Saved data entries:
────────────────
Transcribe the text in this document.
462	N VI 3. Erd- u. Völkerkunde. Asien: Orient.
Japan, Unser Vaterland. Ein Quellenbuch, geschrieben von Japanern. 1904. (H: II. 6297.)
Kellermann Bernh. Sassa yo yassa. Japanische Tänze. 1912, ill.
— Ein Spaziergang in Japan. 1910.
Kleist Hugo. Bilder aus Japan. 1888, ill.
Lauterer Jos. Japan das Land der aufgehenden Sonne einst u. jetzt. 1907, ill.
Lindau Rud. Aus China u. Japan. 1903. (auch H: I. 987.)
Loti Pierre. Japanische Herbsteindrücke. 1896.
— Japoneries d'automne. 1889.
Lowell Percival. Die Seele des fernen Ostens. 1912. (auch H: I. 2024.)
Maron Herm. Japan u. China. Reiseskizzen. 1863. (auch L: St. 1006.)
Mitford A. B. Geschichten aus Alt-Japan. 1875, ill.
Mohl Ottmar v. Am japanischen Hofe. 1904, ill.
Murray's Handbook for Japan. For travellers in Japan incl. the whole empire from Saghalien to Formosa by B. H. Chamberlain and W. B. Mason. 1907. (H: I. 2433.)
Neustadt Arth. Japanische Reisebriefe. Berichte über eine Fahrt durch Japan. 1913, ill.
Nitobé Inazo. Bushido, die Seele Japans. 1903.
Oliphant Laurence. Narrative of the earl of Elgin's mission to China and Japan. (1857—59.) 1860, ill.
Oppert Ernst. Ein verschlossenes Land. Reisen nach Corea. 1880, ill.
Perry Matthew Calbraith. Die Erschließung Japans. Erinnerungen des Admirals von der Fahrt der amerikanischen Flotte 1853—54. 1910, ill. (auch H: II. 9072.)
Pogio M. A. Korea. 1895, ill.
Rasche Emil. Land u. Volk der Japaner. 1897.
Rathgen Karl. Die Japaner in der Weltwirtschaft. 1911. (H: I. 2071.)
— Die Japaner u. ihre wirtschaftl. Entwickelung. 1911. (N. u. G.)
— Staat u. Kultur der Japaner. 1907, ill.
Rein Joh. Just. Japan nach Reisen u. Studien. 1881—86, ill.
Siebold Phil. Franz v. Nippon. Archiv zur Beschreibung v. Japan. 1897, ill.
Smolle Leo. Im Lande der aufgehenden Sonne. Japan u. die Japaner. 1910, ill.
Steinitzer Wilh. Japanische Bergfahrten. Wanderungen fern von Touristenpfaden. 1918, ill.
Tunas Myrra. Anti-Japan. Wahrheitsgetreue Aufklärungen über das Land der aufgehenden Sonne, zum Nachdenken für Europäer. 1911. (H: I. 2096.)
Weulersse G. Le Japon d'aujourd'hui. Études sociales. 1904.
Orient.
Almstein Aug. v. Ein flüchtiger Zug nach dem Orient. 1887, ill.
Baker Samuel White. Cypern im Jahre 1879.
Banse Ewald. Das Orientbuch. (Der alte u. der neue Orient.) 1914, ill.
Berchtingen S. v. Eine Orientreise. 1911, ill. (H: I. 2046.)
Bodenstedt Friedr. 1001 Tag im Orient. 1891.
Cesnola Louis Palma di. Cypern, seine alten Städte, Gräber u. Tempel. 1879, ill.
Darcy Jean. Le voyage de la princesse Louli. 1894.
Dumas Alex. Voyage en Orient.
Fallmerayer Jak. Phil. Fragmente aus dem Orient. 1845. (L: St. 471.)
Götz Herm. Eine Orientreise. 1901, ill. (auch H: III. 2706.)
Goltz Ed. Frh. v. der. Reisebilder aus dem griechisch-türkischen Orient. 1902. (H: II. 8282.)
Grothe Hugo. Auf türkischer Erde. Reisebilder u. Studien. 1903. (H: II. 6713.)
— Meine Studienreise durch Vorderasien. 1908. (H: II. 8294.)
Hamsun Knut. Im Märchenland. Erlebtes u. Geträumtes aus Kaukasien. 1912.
────────────────
PROBLEM STATEMENT → Repeat the material above in full, exactly as it stands.

FINAL ANSWER →
Transcribe the text in this document.
462	N VI 3. Erd- u. Völkerkunde. Asien: Orient.
Japan, Unser Vaterland. Ein Quellenbuch, geschrieben von Japanern. 1904. (H: II. 6297.)
Kellermann Bernh. Sassa yo yassa. Japanische Tänze. 1912, ill.
— Ein Spaziergang in Japan. 1910.
Kleist Hugo. Bilder aus Japan. 1888, ill.
Lauterer Jos. Japan das Land der aufgehenden Sonne einst u. jetzt. 1907, ill.
Lindau Rud. Aus China u. Japan. 1903. (auch H: I. 987.)
Loti Pierre. Japanische Herbsteindrücke. 1896.
— Japoneries d'automne. 1889.
Lowell Percival. Die Seele des fernen Ostens. 1912. (auch H: I. 2024.)
Maron Herm. Japan u. China. Reiseskizzen. 1863. (auch L: St. 1006.)
Mitford A. B. Geschichten aus Alt-Japan. 1875, ill.
Mohl Ottmar v. Am japanischen Hofe. 1904, ill.
Murray's Handbook for Japan. For travellers in Japan incl. the whole empire from Saghalien to Formosa by B. H. Chamberlain and W. B. Mason. 1907. (H: I. 2433.)
Neustadt Arth. Japanische Reisebriefe. Berichte über eine Fahrt durch Japan. 1913, ill.
Nitobé Inazo. Bushido, die Seele Japans. 1903.
Oliphant Laurence. Narrative of the earl of Elgin's mission to China and Japan. (1857—59.) 1860, ill.
Oppert Ernst. Ein verschlossenes Land. Reisen nach Corea. 1880, ill.
Perry Matthew Calbraith. Die Erschließung Japans. Erinnerungen des Admirals von der Fahrt der amerikanischen Flotte 1853—54. 1910, ill. (auch H: II. 9072.)
Pogio M. A. Korea. 1895, ill.
Rasche Emil. Land u. Volk der Japaner. 1897.
Rathgen Karl. Die Japaner in der Weltwirtschaft. 1911. (H: I. 2071.)
— Die Japaner u. ihre wirtschaftl. Entwickelung. 1911. (N. u. G.)
— Staat u. Kultur der Japaner. 1907, ill.
Rein Joh. Just. Japan nach Reisen u. Studien. 1881—86, ill.
Siebold Phil. Franz v. Nippon. Archiv zur Beschreibung v. Japan. 1897, ill.
Smolle Leo. Im Lande der aufgehenden Sonne. Japan u. die Japaner. 1910, ill.
Steinitzer Wilh. Japanische Bergfahrten. Wanderungen fern von Touristenpfaden. 1918, ill.
Tunas Myrra. Anti-Japan. Wahrheitsgetreue Aufklärungen über das Land der aufgehenden Sonne, zum Nachdenken für Europäer. 1911. (H: I. 2096.)
Weulersse G. Le Japon d'aujourd'hui. Études sociales. 1904.
Orient.
Almstein Aug. v. Ein flüchtiger Zug nach dem Orient. 1887, ill.
Baker Samuel White. Cypern im Jahre 1879.
Banse Ewald. Das Orientbuch. (Der alte u. der neue Orient.) 1914, ill.
Berchtingen S. v. Eine Orientreise. 1911, ill. (H: I. 2046.)
Bodenstedt Friedr. 1001 Tag im Orient. 1891.
Cesnola Louis Palma di. Cypern, seine alten Städte, Gräber u. Tempel. 1879, ill.
Darcy Jean. Le voyage de la princesse Louli. 1894.
Dumas Alex. Voyage en Orient.
Fallmerayer Jak. Phil. Fragmente aus dem Orient. 1845. (L: St. 471.)
Götz Herm. Eine Orientreise. 1901, ill. (auch H: III. 2706.)
Goltz Ed. Frh. v. der. Reisebilder aus dem griechisch-türkischen Orient. 1902. (H: II. 8282.)
Grothe Hugo. Auf türkischer Erde. Reisebilder u. Studien. 1903. (H: II. 6713.)
— Meine Studienreise durch Vorderasien. 1908. (H: II. 8294.)
Hamsun Knut. Im Märchenland. Erlebtes u. Geträumtes aus Kaukasien. 1912.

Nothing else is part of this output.